Items from a data source:
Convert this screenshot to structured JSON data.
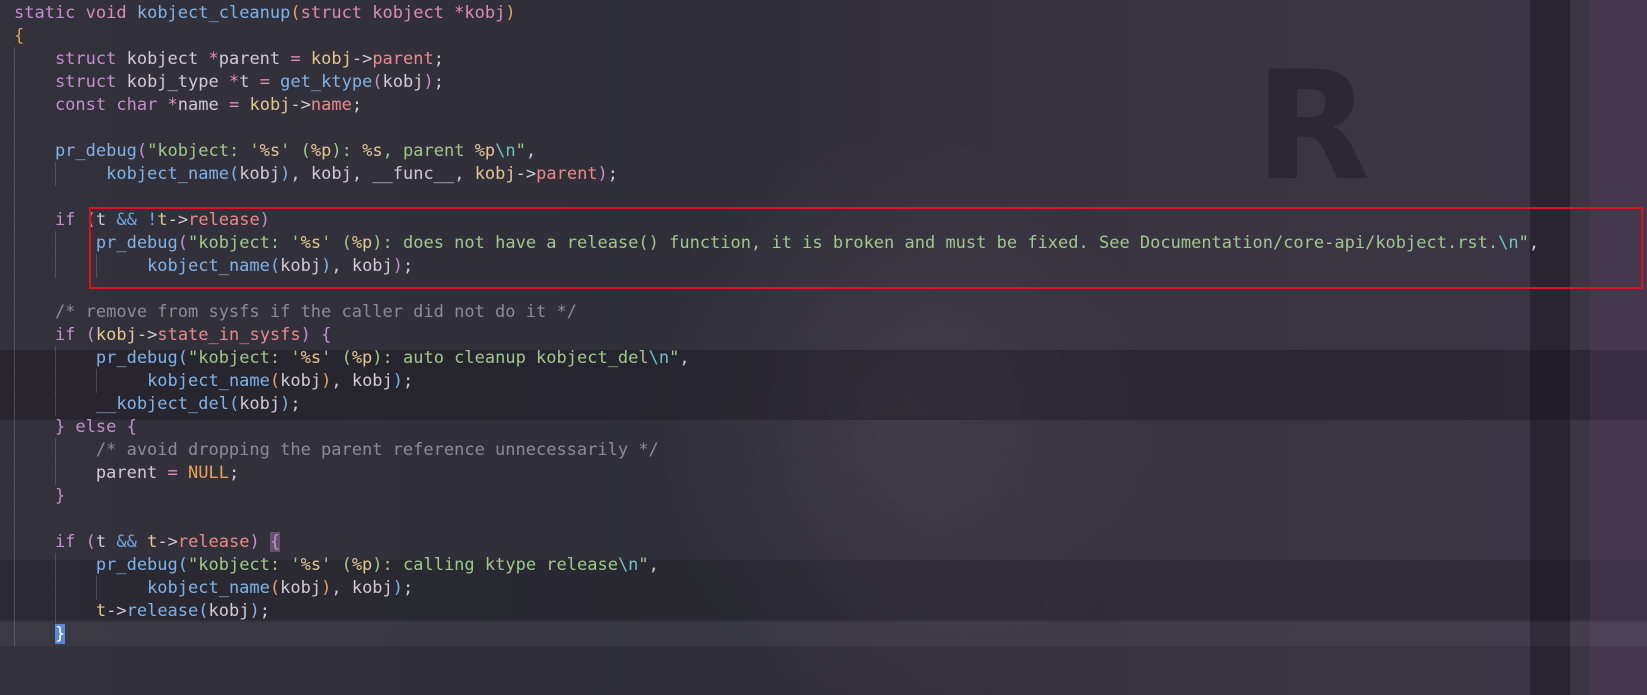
{
  "editor": {
    "language": "c",
    "current_line": 27,
    "colors": {
      "background": "#2e2d38",
      "keyword": "#c38fcf",
      "type": "#d98bb6",
      "function": "#7fb3e8",
      "variable": "#e6c690",
      "field": "#ec8a8a",
      "string": "#9fc98a",
      "escape": "#6fc4c4",
      "comment": "#8c8a96",
      "constant": "#e6a35a",
      "cursor": "#5a86d6",
      "annotation_box": "#e0101b"
    },
    "lines": [
      {
        "indent": 0,
        "guides": [],
        "tokens": [
          [
            "kw",
            "static "
          ],
          [
            "ty",
            "void "
          ],
          [
            "fn",
            "kobject_cleanup"
          ],
          [
            "pr1",
            "("
          ],
          [
            "ty",
            "struct kobject "
          ],
          [
            "op",
            "*"
          ],
          [
            "ty",
            "kobj"
          ],
          [
            "pr1",
            ")"
          ]
        ]
      },
      {
        "indent": 0,
        "guides": [],
        "tokens": [
          [
            "pr1",
            "{"
          ]
        ]
      },
      {
        "indent": 4,
        "guides": [
          0
        ],
        "tokens": [
          [
            "kw",
            "struct "
          ],
          [
            "plain",
            "kobject "
          ],
          [
            "op",
            "*"
          ],
          [
            "plain",
            "parent "
          ],
          [
            "op",
            "= "
          ],
          [
            "var",
            "kobj"
          ],
          [
            "pn",
            "->"
          ],
          [
            "fld",
            "parent"
          ],
          [
            "pn",
            ";"
          ]
        ]
      },
      {
        "indent": 4,
        "guides": [
          0
        ],
        "tokens": [
          [
            "kw",
            "struct "
          ],
          [
            "plain",
            "kobj_type "
          ],
          [
            "op",
            "*"
          ],
          [
            "plain",
            "t "
          ],
          [
            "op",
            "= "
          ],
          [
            "fn",
            "get_ktype"
          ],
          [
            "pr2",
            "("
          ],
          [
            "plain",
            "kobj"
          ],
          [
            "pr2",
            ")"
          ],
          [
            "pn",
            ";"
          ]
        ]
      },
      {
        "indent": 4,
        "guides": [
          0
        ],
        "tokens": [
          [
            "kw",
            "const "
          ],
          [
            "kw",
            "char "
          ],
          [
            "op",
            "*"
          ],
          [
            "plain",
            "name "
          ],
          [
            "op",
            "= "
          ],
          [
            "var",
            "kobj"
          ],
          [
            "pn",
            "->"
          ],
          [
            "fld",
            "name"
          ],
          [
            "pn",
            ";"
          ]
        ]
      },
      {
        "indent": 0,
        "guides": [
          0
        ],
        "tokens": []
      },
      {
        "indent": 4,
        "guides": [
          0
        ],
        "tokens": [
          [
            "fn",
            "pr_debug"
          ],
          [
            "pr2",
            "("
          ],
          [
            "str",
            "\"kobject: '"
          ],
          [
            "fmt",
            "%s"
          ],
          [
            "str",
            "' ("
          ],
          [
            "fmt",
            "%p"
          ],
          [
            "str",
            "): "
          ],
          [
            "fmt",
            "%s"
          ],
          [
            "str",
            ", parent "
          ],
          [
            "fmt",
            "%p"
          ],
          [
            "esc",
            "\\n"
          ],
          [
            "str",
            "\""
          ],
          [
            "pn",
            ","
          ]
        ]
      },
      {
        "indent": 9,
        "guides": [
          0,
          4
        ],
        "tokens": [
          [
            "fn",
            "kobject_name"
          ],
          [
            "pr3",
            "("
          ],
          [
            "plain",
            "kobj"
          ],
          [
            "pr3",
            ")"
          ],
          [
            "pn",
            ", "
          ],
          [
            "plain",
            "kobj"
          ],
          [
            "pn",
            ", "
          ],
          [
            "plain",
            "__func__"
          ],
          [
            "pn",
            ", "
          ],
          [
            "var",
            "kobj"
          ],
          [
            "pn",
            "->"
          ],
          [
            "fld",
            "parent"
          ],
          [
            "pr2",
            ")"
          ],
          [
            "pn",
            ";"
          ]
        ]
      },
      {
        "indent": 0,
        "guides": [
          0
        ],
        "tokens": []
      },
      {
        "indent": 4,
        "guides": [
          0
        ],
        "tokens": [
          [
            "kw",
            "if "
          ],
          [
            "pr2",
            "("
          ],
          [
            "plain",
            "t "
          ],
          [
            "opb",
            "&& "
          ],
          [
            "opb",
            "!"
          ],
          [
            "var",
            "t"
          ],
          [
            "pn",
            "->"
          ],
          [
            "fld",
            "release"
          ],
          [
            "pr2",
            ")"
          ]
        ]
      },
      {
        "indent": 8,
        "guides": [
          0,
          4
        ],
        "tokens": [
          [
            "fn",
            "pr_debug"
          ],
          [
            "pr2",
            "("
          ],
          [
            "str",
            "\"kobject: '"
          ],
          [
            "fmt",
            "%s"
          ],
          [
            "str",
            "' ("
          ],
          [
            "fmt",
            "%p"
          ],
          [
            "str",
            "): does not have a release() function, it is broken and must be fixed. See Documentation/core-api/kobject.rst."
          ],
          [
            "esc",
            "\\n"
          ],
          [
            "str",
            "\""
          ],
          [
            "pn",
            ","
          ]
        ]
      },
      {
        "indent": 13,
        "guides": [
          0,
          4,
          8
        ],
        "tokens": [
          [
            "fn",
            "kobject_name"
          ],
          [
            "pr3",
            "("
          ],
          [
            "plain",
            "kobj"
          ],
          [
            "pr3",
            ")"
          ],
          [
            "pn",
            ", "
          ],
          [
            "plain",
            "kobj"
          ],
          [
            "pr2",
            ")"
          ],
          [
            "pn",
            ";"
          ]
        ]
      },
      {
        "indent": 0,
        "guides": [
          0
        ],
        "tokens": []
      },
      {
        "indent": 4,
        "guides": [
          0
        ],
        "tokens": [
          [
            "cm",
            "/* remove from sysfs if the caller did not do it */"
          ]
        ]
      },
      {
        "indent": 4,
        "guides": [
          0
        ],
        "tokens": [
          [
            "kw",
            "if "
          ],
          [
            "pr2",
            "("
          ],
          [
            "var",
            "kobj"
          ],
          [
            "pn",
            "->"
          ],
          [
            "fld",
            "state_in_sysfs"
          ],
          [
            "pr2",
            ") "
          ],
          [
            "br2",
            "{"
          ]
        ]
      },
      {
        "indent": 8,
        "guides": [
          0,
          4
        ],
        "tokens": [
          [
            "fn",
            "pr_debug"
          ],
          [
            "pr3",
            "("
          ],
          [
            "str",
            "\"kobject: '"
          ],
          [
            "fmt",
            "%s"
          ],
          [
            "str",
            "' ("
          ],
          [
            "fmt",
            "%p"
          ],
          [
            "str",
            "): auto cleanup kobject_del"
          ],
          [
            "esc",
            "\\n"
          ],
          [
            "str",
            "\""
          ],
          [
            "pn",
            ","
          ]
        ]
      },
      {
        "indent": 13,
        "guides": [
          0,
          4,
          8
        ],
        "tokens": [
          [
            "fn",
            "kobject_name"
          ],
          [
            "pr1",
            "("
          ],
          [
            "plain",
            "kobj"
          ],
          [
            "pr1",
            ")"
          ],
          [
            "pn",
            ", "
          ],
          [
            "plain",
            "kobj"
          ],
          [
            "pr3",
            ")"
          ],
          [
            "pn",
            ";"
          ]
        ]
      },
      {
        "indent": 8,
        "guides": [
          0,
          4
        ],
        "tokens": [
          [
            "fn",
            "__kobject_del"
          ],
          [
            "pr3",
            "("
          ],
          [
            "plain",
            "kobj"
          ],
          [
            "pr3",
            ")"
          ],
          [
            "pn",
            ";"
          ]
        ]
      },
      {
        "indent": 4,
        "guides": [
          0
        ],
        "tokens": [
          [
            "br2",
            "} "
          ],
          [
            "kw",
            "else "
          ],
          [
            "br2",
            "{"
          ]
        ]
      },
      {
        "indent": 8,
        "guides": [
          0,
          4
        ],
        "tokens": [
          [
            "cm",
            "/* avoid dropping the parent reference unnecessarily */"
          ]
        ]
      },
      {
        "indent": 8,
        "guides": [
          0,
          4
        ],
        "tokens": [
          [
            "plain",
            "parent "
          ],
          [
            "op",
            "= "
          ],
          [
            "cst",
            "NULL"
          ],
          [
            "pn",
            ";"
          ]
        ]
      },
      {
        "indent": 4,
        "guides": [
          0
        ],
        "tokens": [
          [
            "br2",
            "}"
          ]
        ]
      },
      {
        "indent": 0,
        "guides": [
          0
        ],
        "tokens": []
      },
      {
        "indent": 4,
        "guides": [
          0
        ],
        "tokens": [
          [
            "kw",
            "if "
          ],
          [
            "pr2",
            "("
          ],
          [
            "plain",
            "t "
          ],
          [
            "opb",
            "&& "
          ],
          [
            "var",
            "t"
          ],
          [
            "pn",
            "->"
          ],
          [
            "fld",
            "release"
          ],
          [
            "pr2",
            ") "
          ],
          [
            "brh",
            "{"
          ]
        ]
      },
      {
        "indent": 8,
        "guides": [
          0,
          4
        ],
        "tokens": [
          [
            "fn",
            "pr_debug"
          ],
          [
            "pr3",
            "("
          ],
          [
            "str",
            "\"kobject: '"
          ],
          [
            "fmt",
            "%s"
          ],
          [
            "str",
            "' ("
          ],
          [
            "fmt",
            "%p"
          ],
          [
            "str",
            "): calling ktype release"
          ],
          [
            "esc",
            "\\n"
          ],
          [
            "str",
            "\""
          ],
          [
            "pn",
            ","
          ]
        ]
      },
      {
        "indent": 13,
        "guides": [
          0,
          4,
          8
        ],
        "tokens": [
          [
            "fn",
            "kobject_name"
          ],
          [
            "pr1",
            "("
          ],
          [
            "plain",
            "kobj"
          ],
          [
            "pr1",
            ")"
          ],
          [
            "pn",
            ", "
          ],
          [
            "plain",
            "kobj"
          ],
          [
            "pr3",
            ")"
          ],
          [
            "pn",
            ";"
          ]
        ]
      },
      {
        "indent": 8,
        "guides": [
          0,
          4
        ],
        "tokens": [
          [
            "var",
            "t"
          ],
          [
            "pn",
            "->"
          ],
          [
            "fn",
            "release"
          ],
          [
            "pr3",
            "("
          ],
          [
            "plain",
            "kobj"
          ],
          [
            "pr3",
            ")"
          ],
          [
            "pn",
            ";"
          ]
        ]
      },
      {
        "indent": 4,
        "guides": [
          0
        ],
        "tokens": [
          [
            "brc",
            "}"
          ]
        ]
      }
    ]
  }
}
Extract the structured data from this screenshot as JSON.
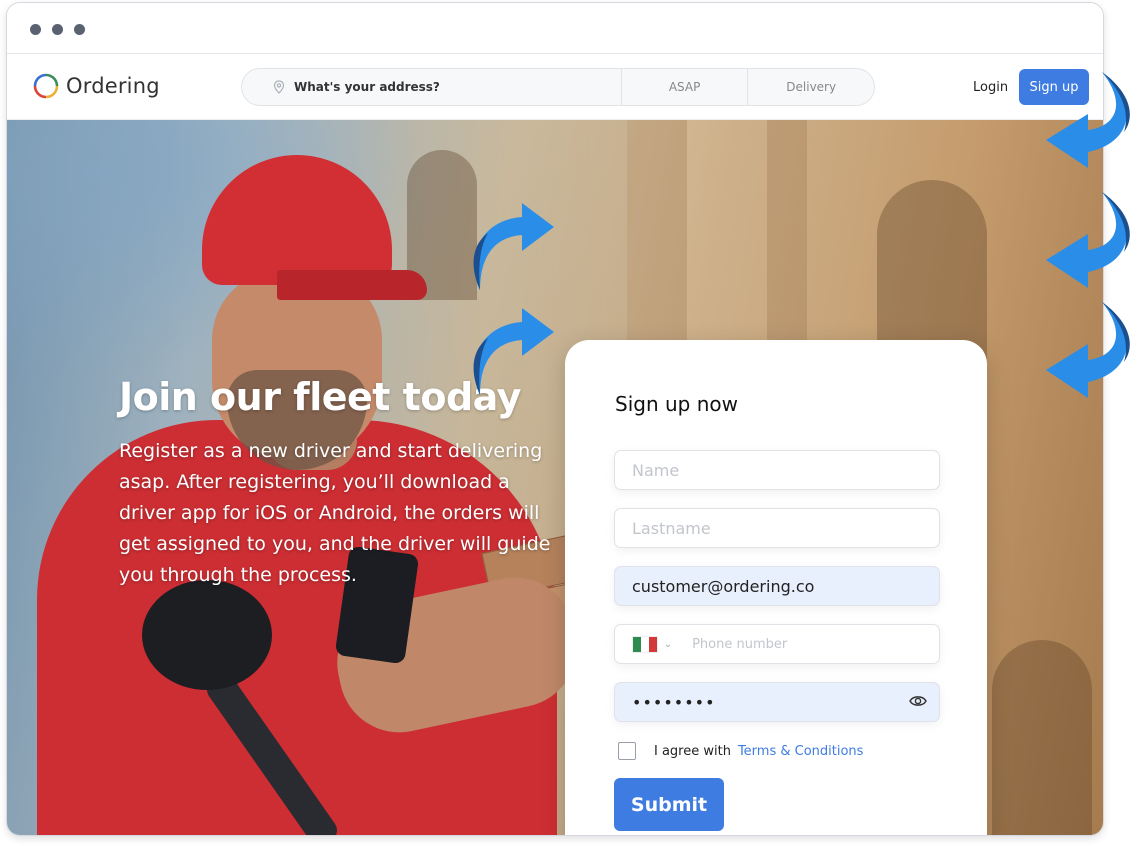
{
  "browser": {
    "window_dots": [
      "close-dot",
      "minimize-dot",
      "maximize-dot"
    ]
  },
  "navbar": {
    "logo_text": "Ordering",
    "address_placeholder": "What's your address?",
    "time_option": "ASAP",
    "order_type": "Delivery",
    "login_label": "Login",
    "signup_label": "Sign up"
  },
  "hero": {
    "title": "Join our fleet today",
    "description": "Register as a new driver and start delivering asap. After registering, you’ll download a driver app for iOS or Android, the orders will get assigned to you, and the driver will guide you through the process."
  },
  "form": {
    "title": "Sign up now",
    "name_placeholder": "Name",
    "lastname_placeholder": "Lastname",
    "email_value": "customer@ordering.co",
    "phone_placeholder": "Phone number",
    "country_flag": "mexico-flag",
    "password_value": "••••••••",
    "agree_text": "I agree with",
    "terms_link": "Terms & Conditions",
    "submit_label": "Submit"
  },
  "colors": {
    "accent": "#3e7ce2",
    "arrow": "#2a8ee8",
    "arrow_dark": "#1c4f8f"
  },
  "icons": [
    "location-pin-icon",
    "eye-icon",
    "chevron-down-icon",
    "curved-arrow-icon"
  ]
}
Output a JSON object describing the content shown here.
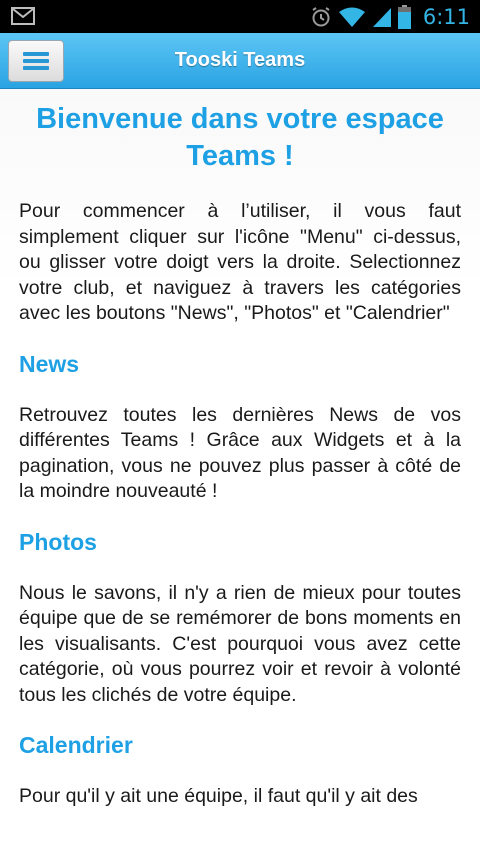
{
  "status_bar": {
    "left_icons": [
      "gmail-icon"
    ],
    "right_icons": [
      "alarm-icon",
      "wifi-icon",
      "signal-icon",
      "battery-icon"
    ],
    "time": "6:11"
  },
  "header": {
    "menu_icon": "hamburger-menu-icon",
    "title": "Tooski Teams",
    "colors": {
      "bar": "#2aa3e3",
      "title_text": "#ffffff"
    }
  },
  "content": {
    "welcome_title": "Bienvenue dans votre espace Teams !",
    "intro": "Pour commencer à l’utiliser, il vous faut simplement cliquer sur l'icône \"Menu\" ci-dessus, ou glisser votre doigt vers la droite. Selectionnez votre club, et naviguez à travers les catégories avec les boutons \"News\", \"Photos\" et \"Calendrier\"",
    "sections": [
      {
        "heading": "News",
        "text": "Retrouvez toutes les dernières News de vos différentes Teams ! Grâce aux Widgets et à la pagination, vous ne pouvez plus passer à côté de la moindre nouveauté !"
      },
      {
        "heading": "Photos",
        "text": "Nous le savons, il n'y a rien de mieux pour toutes équipe que de se remémorer de bons moments en les visualisants. C'est pourquoi vous avez cette catégorie, où vous pourrez voir et revoir à volonté tous les clichés de votre équipe."
      },
      {
        "heading": "Calendrier",
        "text": "Pour qu'il y ait une équipe, il faut qu'il y ait des"
      }
    ],
    "colors": {
      "heading": "#1ea0e4",
      "body_text": "#1a1a1a"
    }
  }
}
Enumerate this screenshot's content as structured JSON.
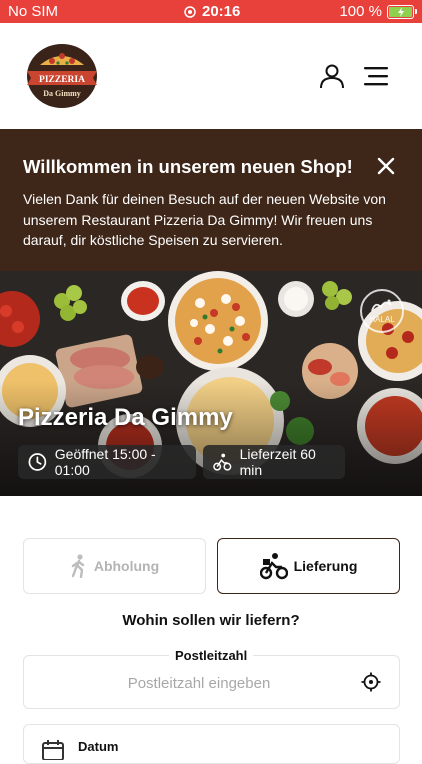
{
  "status_bar": {
    "carrier": "No SIM",
    "time": "20:16",
    "battery": "100 %"
  },
  "header": {
    "logo_top_text": "PIZZERIA",
    "logo_bottom_text": "Da Gimmy"
  },
  "banner": {
    "title": "Willkommen in unserem neuen Shop!",
    "text": "Vielen Dank für deinen Besuch auf der neuen Website von unserem Restaurant Pizzeria Da Gimmy! Wir freuen uns darauf, dir köstliche Speisen zu servieren."
  },
  "hero": {
    "restaurant_name": "Pizzeria Da Gimmy",
    "opening_hours": "Geöffnet 15:00 - 01:00",
    "delivery_time": "Lieferzeit 60 min",
    "badge_text": "HALAL"
  },
  "order_mode": {
    "pickup_label": "Abholung",
    "delivery_label": "Lieferung",
    "selected": "delivery"
  },
  "delivery_question": "Wohin sollen wir liefern?",
  "postal_code": {
    "label": "Postleitzahl",
    "placeholder": "Postleitzahl eingeben",
    "value": ""
  },
  "date_field": {
    "label": "Datum"
  },
  "colors": {
    "status_bar": "#e8413c",
    "brand_brown": "#3e2618",
    "border_light": "#e4e4e4"
  }
}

• Exercise instructions: Leaving out every picture, copy exactly the lines from the one that contains "Enumerate this screenshot's" through the end of the entries above.

• Problem solution:
Enumerate this screenshot's content as structured JSON.
{
  "status_bar": {
    "carrier": "No SIM",
    "time": "20:16",
    "battery": "100 %"
  },
  "header": {
    "logo_top_text": "PIZZERIA",
    "logo_bottom_text": "Da Gimmy"
  },
  "banner": {
    "title": "Willkommen in unserem neuen Shop!",
    "text": "Vielen Dank für deinen Besuch auf der neuen Website von unserem Restaurant Pizzeria Da Gimmy! Wir freuen uns darauf, dir köstliche Speisen zu servieren."
  },
  "hero": {
    "restaurant_name": "Pizzeria Da Gimmy",
    "opening_hours": "Geöffnet 15:00 - 01:00",
    "delivery_time": "Lieferzeit 60 min",
    "badge_text": "HALAL"
  },
  "order_mode": {
    "pickup_label": "Abholung",
    "delivery_label": "Lieferung",
    "selected": "delivery"
  },
  "delivery_question": "Wohin sollen wir liefern?",
  "postal_code": {
    "label": "Postleitzahl",
    "placeholder": "Postleitzahl eingeben",
    "value": ""
  },
  "date_field": {
    "label": "Datum"
  },
  "colors": {
    "status_bar": "#e8413c",
    "brand_brown": "#3e2618",
    "border_light": "#e4e4e4"
  }
}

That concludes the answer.